- _What to work on_
Each line that includes "huynh" counts once; give the total and nothing besides.

- _Data in this exercise_
***
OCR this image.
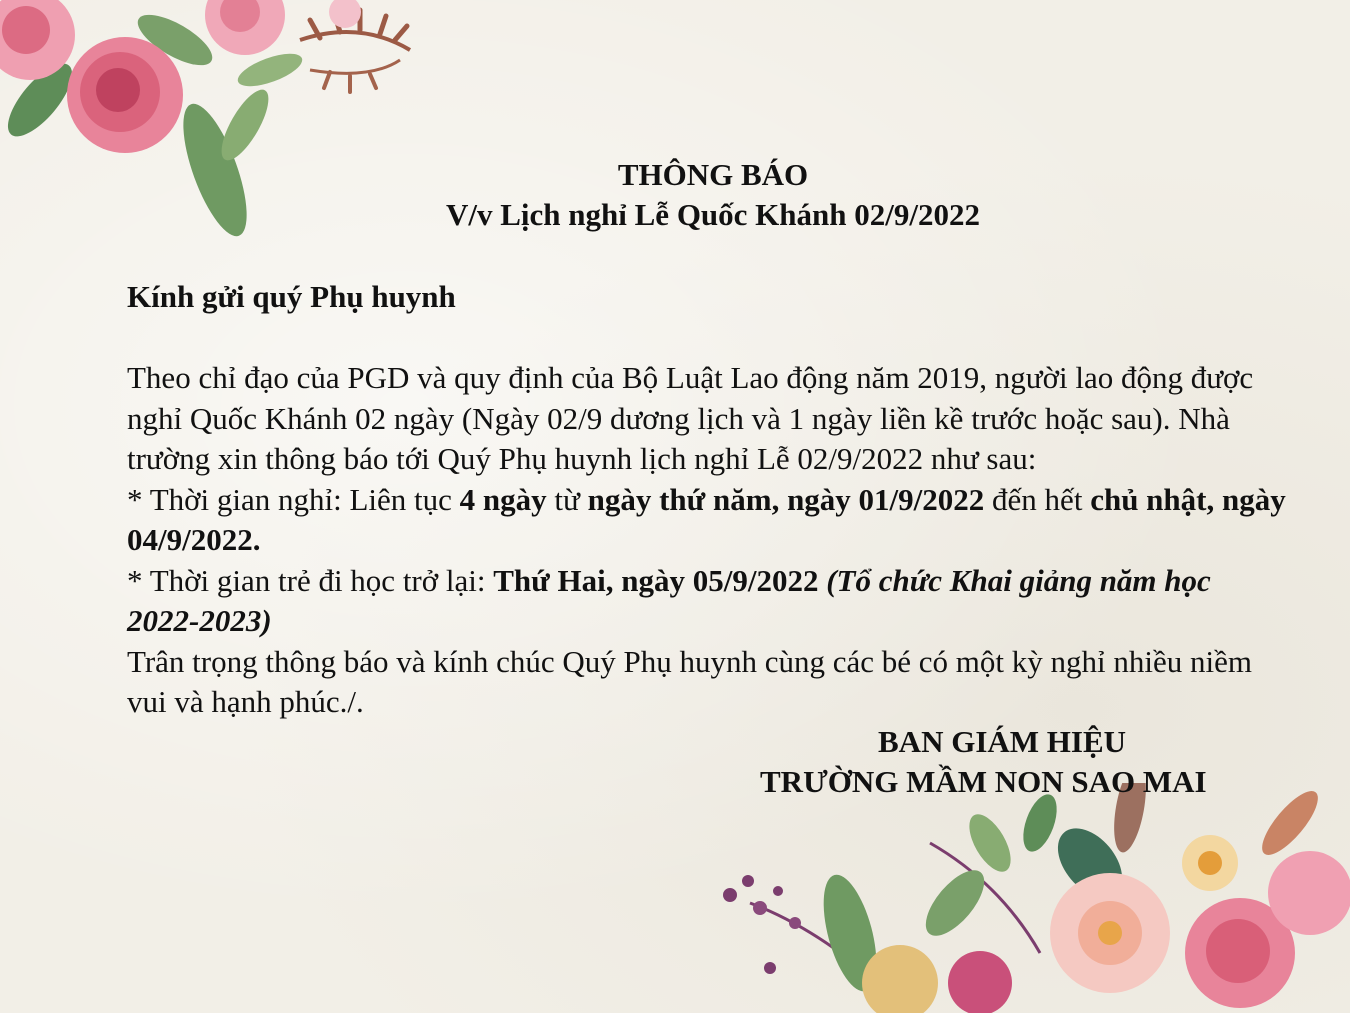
THÔNG BÁO
V/v Lịch nghỉ Lễ Quốc Khánh 02/9/2022
Kính gửi quý Phụ huynh

Theo chỉ đạo của PGD và quy định của Bộ Luật Lao động năm 2019, người lao động được nghỉ Quốc Khánh 02 ngày (Ngày 02/9 dương lịch và 1 ngày liền kề trước hoặc sau). Nhà trường xin thông báo tới Quý Phụ huynh lịch nghỉ Lễ 02/9/2022 như sau:

* Thời gian nghỉ: Liên tục 4 ngày từ ngày thứ năm, ngày 01/9/2022 đến hết chủ nhật, ngày 04/9/2022.

* Thời gian trẻ đi học trở lại: Thứ Hai, ngày 05/9/2022 (Tổ chức Khai giảng năm học 2022-2023)

Trân trọng thông báo và kính chúc Quý Phụ huynh cùng các bé có một kỳ nghỉ nhiều niềm vui và hạnh phúc./.

BAN GIÁM HIỆU
TRƯỜNG MẦM NON SAO MAI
***
- _Written solution_
3